** Start **

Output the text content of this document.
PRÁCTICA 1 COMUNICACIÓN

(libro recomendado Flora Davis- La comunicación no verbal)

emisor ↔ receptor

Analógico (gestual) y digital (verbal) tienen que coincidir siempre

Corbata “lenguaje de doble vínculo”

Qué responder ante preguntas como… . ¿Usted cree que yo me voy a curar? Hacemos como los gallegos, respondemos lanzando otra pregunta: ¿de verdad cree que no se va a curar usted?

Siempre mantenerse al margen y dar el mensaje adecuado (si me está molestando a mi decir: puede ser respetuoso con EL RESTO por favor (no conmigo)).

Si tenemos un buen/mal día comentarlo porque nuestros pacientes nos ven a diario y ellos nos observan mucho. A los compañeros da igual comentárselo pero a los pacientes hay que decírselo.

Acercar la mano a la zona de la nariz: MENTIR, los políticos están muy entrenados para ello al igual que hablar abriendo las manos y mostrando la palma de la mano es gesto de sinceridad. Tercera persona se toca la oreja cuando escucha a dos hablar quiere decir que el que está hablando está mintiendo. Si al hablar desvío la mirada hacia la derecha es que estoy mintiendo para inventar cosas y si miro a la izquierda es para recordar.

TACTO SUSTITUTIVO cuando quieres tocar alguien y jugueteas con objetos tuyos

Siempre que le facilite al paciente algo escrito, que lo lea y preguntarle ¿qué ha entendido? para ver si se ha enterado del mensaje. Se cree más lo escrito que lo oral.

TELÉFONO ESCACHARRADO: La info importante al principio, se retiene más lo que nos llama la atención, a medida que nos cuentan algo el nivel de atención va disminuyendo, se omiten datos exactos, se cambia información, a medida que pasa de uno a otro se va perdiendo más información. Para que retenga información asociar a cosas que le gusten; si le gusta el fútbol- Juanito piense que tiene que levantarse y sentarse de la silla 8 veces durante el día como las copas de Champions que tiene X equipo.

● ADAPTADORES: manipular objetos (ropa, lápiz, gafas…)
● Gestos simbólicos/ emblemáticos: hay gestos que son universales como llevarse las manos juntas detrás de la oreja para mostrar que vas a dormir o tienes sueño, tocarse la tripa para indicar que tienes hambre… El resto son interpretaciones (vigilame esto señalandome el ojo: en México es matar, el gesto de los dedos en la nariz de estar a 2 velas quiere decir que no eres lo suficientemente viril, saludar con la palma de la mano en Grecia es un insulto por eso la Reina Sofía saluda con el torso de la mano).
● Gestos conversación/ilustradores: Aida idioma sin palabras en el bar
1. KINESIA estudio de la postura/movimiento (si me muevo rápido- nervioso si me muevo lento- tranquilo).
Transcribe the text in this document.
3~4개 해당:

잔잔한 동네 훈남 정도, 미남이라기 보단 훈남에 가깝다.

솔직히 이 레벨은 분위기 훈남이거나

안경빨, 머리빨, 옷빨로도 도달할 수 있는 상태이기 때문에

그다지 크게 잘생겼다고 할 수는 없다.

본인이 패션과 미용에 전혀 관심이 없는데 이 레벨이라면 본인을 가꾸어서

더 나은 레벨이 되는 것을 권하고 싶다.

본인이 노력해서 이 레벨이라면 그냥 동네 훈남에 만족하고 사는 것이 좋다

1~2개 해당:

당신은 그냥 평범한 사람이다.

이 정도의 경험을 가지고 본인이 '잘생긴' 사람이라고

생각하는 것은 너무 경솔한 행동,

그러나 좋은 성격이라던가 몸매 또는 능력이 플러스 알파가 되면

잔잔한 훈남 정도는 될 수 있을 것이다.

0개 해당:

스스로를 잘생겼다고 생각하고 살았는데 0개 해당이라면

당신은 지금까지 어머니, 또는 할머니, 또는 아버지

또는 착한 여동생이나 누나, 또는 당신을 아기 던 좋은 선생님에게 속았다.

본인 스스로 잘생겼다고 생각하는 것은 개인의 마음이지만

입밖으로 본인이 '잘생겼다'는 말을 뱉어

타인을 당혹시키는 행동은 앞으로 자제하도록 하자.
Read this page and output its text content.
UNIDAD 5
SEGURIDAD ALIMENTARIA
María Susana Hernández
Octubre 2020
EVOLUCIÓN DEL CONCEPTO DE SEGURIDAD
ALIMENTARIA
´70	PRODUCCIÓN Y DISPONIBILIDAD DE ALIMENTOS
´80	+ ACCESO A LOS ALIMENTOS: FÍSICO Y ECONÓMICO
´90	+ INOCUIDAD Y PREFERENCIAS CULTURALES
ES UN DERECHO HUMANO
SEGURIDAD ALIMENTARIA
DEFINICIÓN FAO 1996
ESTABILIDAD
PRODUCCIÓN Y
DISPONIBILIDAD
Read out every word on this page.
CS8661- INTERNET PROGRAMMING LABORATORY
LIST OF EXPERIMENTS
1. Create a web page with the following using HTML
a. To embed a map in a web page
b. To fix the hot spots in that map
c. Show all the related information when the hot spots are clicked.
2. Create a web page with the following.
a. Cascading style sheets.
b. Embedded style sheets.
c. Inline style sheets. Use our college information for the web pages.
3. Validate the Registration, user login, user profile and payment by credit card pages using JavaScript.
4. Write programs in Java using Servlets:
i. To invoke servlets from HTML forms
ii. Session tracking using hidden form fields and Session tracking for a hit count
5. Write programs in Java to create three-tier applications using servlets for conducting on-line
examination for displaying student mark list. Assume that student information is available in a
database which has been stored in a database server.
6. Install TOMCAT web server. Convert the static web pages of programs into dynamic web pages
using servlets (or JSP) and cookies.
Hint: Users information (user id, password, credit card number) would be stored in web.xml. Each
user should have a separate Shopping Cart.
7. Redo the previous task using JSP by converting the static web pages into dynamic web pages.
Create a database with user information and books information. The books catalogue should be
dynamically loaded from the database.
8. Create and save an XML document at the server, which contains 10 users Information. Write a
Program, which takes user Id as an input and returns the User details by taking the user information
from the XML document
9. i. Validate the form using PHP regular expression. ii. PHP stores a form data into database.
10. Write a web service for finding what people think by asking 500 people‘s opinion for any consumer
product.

** End **

### Exercise details:
Return, from the data, each line that has the word "style" in it.

### Full output:
a. Cascading style sheets.
b. Embedded style sheets.
c. Inline style sheets. Use our college information for the web pages.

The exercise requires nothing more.